▸ Exercise description: Could you output each line of the data that follows exactly?

[Excerpt from a dataset]
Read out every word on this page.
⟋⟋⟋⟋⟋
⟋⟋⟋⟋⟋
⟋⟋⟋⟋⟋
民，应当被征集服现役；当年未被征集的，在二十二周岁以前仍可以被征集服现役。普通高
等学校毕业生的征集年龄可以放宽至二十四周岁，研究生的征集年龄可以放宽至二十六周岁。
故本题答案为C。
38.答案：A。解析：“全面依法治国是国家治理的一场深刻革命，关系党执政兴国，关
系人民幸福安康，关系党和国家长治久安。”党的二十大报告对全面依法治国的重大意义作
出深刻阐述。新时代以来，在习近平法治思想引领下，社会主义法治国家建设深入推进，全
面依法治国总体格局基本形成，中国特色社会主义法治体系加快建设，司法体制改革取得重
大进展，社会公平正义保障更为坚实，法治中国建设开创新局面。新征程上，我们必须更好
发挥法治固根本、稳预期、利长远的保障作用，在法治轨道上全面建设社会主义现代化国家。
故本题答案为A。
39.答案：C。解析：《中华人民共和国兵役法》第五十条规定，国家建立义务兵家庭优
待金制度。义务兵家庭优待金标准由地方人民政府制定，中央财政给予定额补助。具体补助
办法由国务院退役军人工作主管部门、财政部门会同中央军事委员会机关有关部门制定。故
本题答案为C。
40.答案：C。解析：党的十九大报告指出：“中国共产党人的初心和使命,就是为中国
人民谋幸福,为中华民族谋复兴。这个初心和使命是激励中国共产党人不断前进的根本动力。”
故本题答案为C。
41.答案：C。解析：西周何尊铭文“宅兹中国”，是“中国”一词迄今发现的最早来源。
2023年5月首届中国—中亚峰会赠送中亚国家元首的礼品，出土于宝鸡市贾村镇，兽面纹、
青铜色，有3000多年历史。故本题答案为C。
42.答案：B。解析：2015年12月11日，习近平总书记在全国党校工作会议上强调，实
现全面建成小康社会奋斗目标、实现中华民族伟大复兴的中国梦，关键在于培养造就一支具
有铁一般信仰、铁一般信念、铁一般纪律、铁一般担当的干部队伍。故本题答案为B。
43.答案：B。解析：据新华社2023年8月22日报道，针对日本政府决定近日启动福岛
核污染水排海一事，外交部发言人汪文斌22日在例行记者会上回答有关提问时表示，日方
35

▸ Finished answer:
Read out every word on this page.
⟋⟋⟋⟋⟋
⟋⟋⟋⟋⟋
⟋⟋⟋⟋⟋
民，应当被征集服现役；当年未被征集的，在二十二周岁以前仍可以被征集服现役。普通高
等学校毕业生的征集年龄可以放宽至二十四周岁，研究生的征集年龄可以放宽至二十六周岁。
故本题答案为C。
38.答案：A。解析：“全面依法治国是国家治理的一场深刻革命，关系党执政兴国，关
系人民幸福安康，关系党和国家长治久安。”党的二十大报告对全面依法治国的重大意义作
出深刻阐述。新时代以来，在习近平法治思想引领下，社会主义法治国家建设深入推进，全
面依法治国总体格局基本形成，中国特色社会主义法治体系加快建设，司法体制改革取得重
大进展，社会公平正义保障更为坚实，法治中国建设开创新局面。新征程上，我们必须更好
发挥法治固根本、稳预期、利长远的保障作用，在法治轨道上全面建设社会主义现代化国家。
故本题答案为A。
39.答案：C。解析：《中华人民共和国兵役法》第五十条规定，国家建立义务兵家庭优
待金制度。义务兵家庭优待金标准由地方人民政府制定，中央财政给予定额补助。具体补助
办法由国务院退役军人工作主管部门、财政部门会同中央军事委员会机关有关部门制定。故
本题答案为C。
40.答案：C。解析：党的十九大报告指出：“中国共产党人的初心和使命,就是为中国
人民谋幸福,为中华民族谋复兴。这个初心和使命是激励中国共产党人不断前进的根本动力。”
故本题答案为C。
41.答案：C。解析：西周何尊铭文“宅兹中国”，是“中国”一词迄今发现的最早来源。
2023年5月首届中国—中亚峰会赠送中亚国家元首的礼品，出土于宝鸡市贾村镇，兽面纹、
青铜色，有3000多年历史。故本题答案为C。
42.答案：B。解析：2015年12月11日，习近平总书记在全国党校工作会议上强调，实
现全面建成小康社会奋斗目标、实现中华民族伟大复兴的中国梦，关键在于培养造就一支具
有铁一般信仰、铁一般信念、铁一般纪律、铁一般担当的干部队伍。故本题答案为B。
43.答案：B。解析：据新华社2023年8月22日报道，针对日本政府决定近日启动福岛
核污染水排海一事，外交部发言人汪文斌22日在例行记者会上回答有关提问时表示，日方
35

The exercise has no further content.